- [Stated exercise] Extract all of the data and reproduce it precisely.

Lines of data:
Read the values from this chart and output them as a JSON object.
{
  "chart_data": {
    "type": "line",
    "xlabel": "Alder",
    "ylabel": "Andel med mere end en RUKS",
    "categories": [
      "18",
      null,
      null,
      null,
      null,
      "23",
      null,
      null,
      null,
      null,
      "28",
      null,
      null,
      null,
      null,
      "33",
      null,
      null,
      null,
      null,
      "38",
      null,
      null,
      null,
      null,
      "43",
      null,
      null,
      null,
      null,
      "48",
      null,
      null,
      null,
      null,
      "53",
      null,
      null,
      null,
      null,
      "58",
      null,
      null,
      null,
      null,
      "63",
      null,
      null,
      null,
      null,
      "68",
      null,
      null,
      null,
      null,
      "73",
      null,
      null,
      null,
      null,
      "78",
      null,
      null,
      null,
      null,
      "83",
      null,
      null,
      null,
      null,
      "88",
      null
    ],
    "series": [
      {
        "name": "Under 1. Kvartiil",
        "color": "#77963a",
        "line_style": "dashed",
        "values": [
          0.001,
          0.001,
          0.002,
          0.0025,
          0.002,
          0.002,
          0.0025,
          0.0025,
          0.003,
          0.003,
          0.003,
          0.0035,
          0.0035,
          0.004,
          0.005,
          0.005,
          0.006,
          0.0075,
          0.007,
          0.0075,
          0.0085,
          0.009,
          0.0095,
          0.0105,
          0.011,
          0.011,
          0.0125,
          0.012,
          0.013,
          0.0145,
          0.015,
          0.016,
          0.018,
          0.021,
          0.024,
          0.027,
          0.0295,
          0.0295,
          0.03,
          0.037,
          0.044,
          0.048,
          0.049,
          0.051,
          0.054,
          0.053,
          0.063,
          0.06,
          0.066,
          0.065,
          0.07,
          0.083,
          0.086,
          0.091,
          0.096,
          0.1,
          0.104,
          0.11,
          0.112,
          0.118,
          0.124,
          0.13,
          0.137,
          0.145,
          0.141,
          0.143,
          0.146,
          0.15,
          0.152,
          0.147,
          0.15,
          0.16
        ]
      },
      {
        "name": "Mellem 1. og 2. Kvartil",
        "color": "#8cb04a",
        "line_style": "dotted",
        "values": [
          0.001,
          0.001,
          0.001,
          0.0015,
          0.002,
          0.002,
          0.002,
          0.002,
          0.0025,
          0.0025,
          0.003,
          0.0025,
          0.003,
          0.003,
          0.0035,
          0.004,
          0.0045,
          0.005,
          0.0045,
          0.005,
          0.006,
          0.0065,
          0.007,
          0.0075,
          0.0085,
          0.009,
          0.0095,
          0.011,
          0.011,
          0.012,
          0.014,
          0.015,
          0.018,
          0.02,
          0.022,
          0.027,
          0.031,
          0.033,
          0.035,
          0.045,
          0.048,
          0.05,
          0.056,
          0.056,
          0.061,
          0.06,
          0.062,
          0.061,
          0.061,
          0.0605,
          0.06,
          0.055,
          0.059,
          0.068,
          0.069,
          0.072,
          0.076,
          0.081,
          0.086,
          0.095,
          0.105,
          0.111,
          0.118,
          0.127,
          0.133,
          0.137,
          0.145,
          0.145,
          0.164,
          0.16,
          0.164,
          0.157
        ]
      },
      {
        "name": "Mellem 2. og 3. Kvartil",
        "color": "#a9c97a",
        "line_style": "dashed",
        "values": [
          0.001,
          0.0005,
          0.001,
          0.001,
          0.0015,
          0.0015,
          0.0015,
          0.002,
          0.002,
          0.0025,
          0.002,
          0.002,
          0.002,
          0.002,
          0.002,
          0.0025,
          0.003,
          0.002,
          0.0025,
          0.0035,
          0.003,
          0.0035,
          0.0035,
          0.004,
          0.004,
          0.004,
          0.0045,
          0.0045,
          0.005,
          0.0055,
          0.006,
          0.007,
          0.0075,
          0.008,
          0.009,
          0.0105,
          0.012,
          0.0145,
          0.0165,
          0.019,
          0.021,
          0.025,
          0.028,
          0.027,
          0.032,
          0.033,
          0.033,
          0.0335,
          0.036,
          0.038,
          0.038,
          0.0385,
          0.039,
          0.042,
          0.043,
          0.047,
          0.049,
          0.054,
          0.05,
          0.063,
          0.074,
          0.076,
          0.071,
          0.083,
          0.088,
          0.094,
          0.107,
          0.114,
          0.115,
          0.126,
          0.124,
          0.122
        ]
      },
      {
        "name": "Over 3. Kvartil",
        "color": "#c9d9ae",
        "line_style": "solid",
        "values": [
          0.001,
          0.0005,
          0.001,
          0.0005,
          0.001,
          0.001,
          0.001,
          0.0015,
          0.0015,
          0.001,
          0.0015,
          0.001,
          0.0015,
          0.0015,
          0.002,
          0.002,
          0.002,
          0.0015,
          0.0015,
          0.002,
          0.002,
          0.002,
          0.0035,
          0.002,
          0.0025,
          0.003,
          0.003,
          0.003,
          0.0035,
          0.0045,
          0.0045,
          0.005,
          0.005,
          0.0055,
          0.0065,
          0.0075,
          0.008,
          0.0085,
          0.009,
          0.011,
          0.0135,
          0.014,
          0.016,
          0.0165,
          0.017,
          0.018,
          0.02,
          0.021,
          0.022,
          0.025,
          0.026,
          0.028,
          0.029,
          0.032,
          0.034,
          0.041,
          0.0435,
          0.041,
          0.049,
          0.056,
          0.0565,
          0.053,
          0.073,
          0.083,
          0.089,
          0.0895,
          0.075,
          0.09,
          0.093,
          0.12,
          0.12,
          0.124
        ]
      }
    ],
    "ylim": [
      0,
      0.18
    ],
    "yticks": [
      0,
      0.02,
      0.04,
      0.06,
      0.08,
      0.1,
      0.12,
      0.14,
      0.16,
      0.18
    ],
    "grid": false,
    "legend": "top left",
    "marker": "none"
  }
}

- [Expected answer]
Read the values from this chart and output them as a JSON object.
{
  "chart_data": {
    "type": "line",
    "xlabel": "Alder",
    "ylabel": "Andel med mere end en RUKS",
    "categories": [
      "18",
      null,
      null,
      null,
      null,
      "23",
      null,
      null,
      null,
      null,
      "28",
      null,
      null,
      null,
      null,
      "33",
      null,
      null,
      null,
      null,
      "38",
      null,
      null,
      null,
      null,
      "43",
      null,
      null,
      null,
      null,
      "48",
      null,
      null,
      null,
      null,
      "53",
      null,
      null,
      null,
      null,
      "58",
      null,
      null,
      null,
      null,
      "63",
      null,
      null,
      null,
      null,
      "68",
      null,
      null,
      null,
      null,
      "73",
      null,
      null,
      null,
      null,
      "78",
      null,
      null,
      null,
      null,
      "83",
      null,
      null,
      null,
      null,
      "88",
      null
    ],
    "series": [
      {
        "name": "Under 1. Kvartiil",
        "color": "#77963a",
        "line_style": "dashed",
        "values": [
          0.001,
          0.001,
          0.002,
          0.0025,
          0.002,
          0.002,
          0.0025,
          0.0025,
          0.003,
          0.003,
          0.003,
          0.0035,
          0.0035,
          0.004,
          0.005,
          0.005,
          0.006,
          0.0075,
          0.007,
          0.0075,
          0.0085,
          0.009,
          0.0095,
          0.0105,
          0.011,
          0.011,
          0.0125,
          0.012,
          0.013,
          0.0145,
          0.015,
          0.016,
          0.018,
          0.021,
          0.024,
          0.027,
          0.0295,
          0.0295,
          0.03,
          0.037,
          0.044,
          0.048,
          0.049,
          0.051,
          0.054,
          0.053,
          0.063,
          0.06,
          0.066,
          0.065,
          0.07,
          0.083,
          0.086,
          0.091,
          0.096,
          0.1,
          0.104,
          0.11,
          0.112,
          0.118,
          0.124,
          0.13,
          0.137,
          0.145,
          0.141,
          0.143,
          0.146,
          0.15,
          0.152,
          0.147,
          0.15,
          0.16
        ]
      },
      {
        "name": "Mellem 1. og 2. Kvartil",
        "color": "#8cb04a",
        "line_style": "dotted",
        "values": [
          0.001,
          0.001,
          0.001,
          0.0015,
          0.002,
          0.002,
          0.002,
          0.002,
          0.0025,
          0.0025,
          0.003,
          0.0025,
          0.003,
          0.003,
          0.0035,
          0.004,
          0.0045,
          0.005,
          0.0045,
          0.005,
          0.006,
          0.0065,
          0.007,
          0.0075,
          0.0085,
          0.009,
          0.0095,
          0.011,
          0.011,
          0.012,
          0.014,
          0.015,
          0.018,
          0.02,
          0.022,
          0.027,
          0.031,
          0.033,
          0.035,
          0.045,
          0.048,
          0.05,
          0.056,
          0.056,
          0.061,
          0.06,
          0.062,
          0.061,
          0.061,
          0.0605,
          0.06,
          0.055,
          0.059,
          0.068,
          0.069,
          0.072,
          0.076,
          0.081,
          0.086,
          0.095,
          0.105,
          0.111,
          0.118,
          0.127,
          0.133,
          0.137,
          0.145,
          0.145,
          0.164,
          0.16,
          0.164,
          0.157
        ]
      },
      {
        "name": "Mellem 2. og 3. Kvartil",
        "color": "#a9c97a",
        "line_style": "dashed",
        "values": [
          0.001,
          0.0005,
          0.001,
          0.001,
          0.0015,
          0.0015,
          0.0015,
          0.002,
          0.002,
          0.0025,
          0.002,
          0.002,
          0.002,
          0.002,
          0.002,
          0.0025,
          0.003,
          0.002,
          0.0025,
          0.0035,
          0.003,
          0.0035,
          0.0035,
          0.004,
          0.004,
          0.004,
          0.0045,
          0.0045,
          0.005,
          0.0055,
          0.006,
          0.007,
          0.0075,
          0.008,
          0.009,
          0.0105,
          0.012,
          0.0145,
          0.0165,
          0.019,
          0.021,
          0.025,
          0.028,
          0.027,
          0.032,
          0.033,
          0.033,
          0.0335,
          0.036,
          0.038,
          0.038,
          0.0385,
          0.039,
          0.042,
          0.043,
          0.047,
          0.049,
          0.054,
          0.05,
          0.063,
          0.074,
          0.076,
          0.071,
          0.083,
          0.088,
          0.094,
          0.107,
          0.114,
          0.115,
          0.126,
          0.124,
          0.122
        ]
      },
      {
        "name": "Over 3. Kvartil",
        "color": "#c9d9ae",
        "line_style": "solid",
        "values": [
          0.001,
          0.0005,
          0.001,
          0.0005,
          0.001,
          0.001,
          0.001,
          0.0015,
          0.0015,
          0.001,
          0.0015,
          0.001,
          0.0015,
          0.0015,
          0.002,
          0.002,
          0.002,
          0.0015,
          0.0015,
          0.002,
          0.002,
          0.002,
          0.0035,
          0.002,
          0.0025,
          0.003,
          0.003,
          0.003,
          0.0035,
          0.0045,
          0.0045,
          0.005,
          0.005,
          0.0055,
          0.0065,
          0.0075,
          0.008,
          0.0085,
          0.009,
          0.011,
          0.0135,
          0.014,
          0.016,
          0.0165,
          0.017,
          0.018,
          0.02,
          0.021,
          0.022,
          0.025,
          0.026,
          0.028,
          0.029,
          0.032,
          0.034,
          0.041,
          0.0435,
          0.041,
          0.049,
          0.056,
          0.0565,
          0.053,
          0.073,
          0.083,
          0.089,
          0.0895,
          0.075,
          0.09,
          0.093,
          0.12,
          0.12,
          0.124
        ]
      }
    ],
    "ylim": [
      0,
      0.18
    ],
    "yticks": [
      0,
      0.02,
      0.04,
      0.06,
      0.08,
      0.1,
      0.12,
      0.14,
      0.16,
      0.18
    ],
    "grid": false,
    "legend": "top left",
    "marker": "none"
  }
}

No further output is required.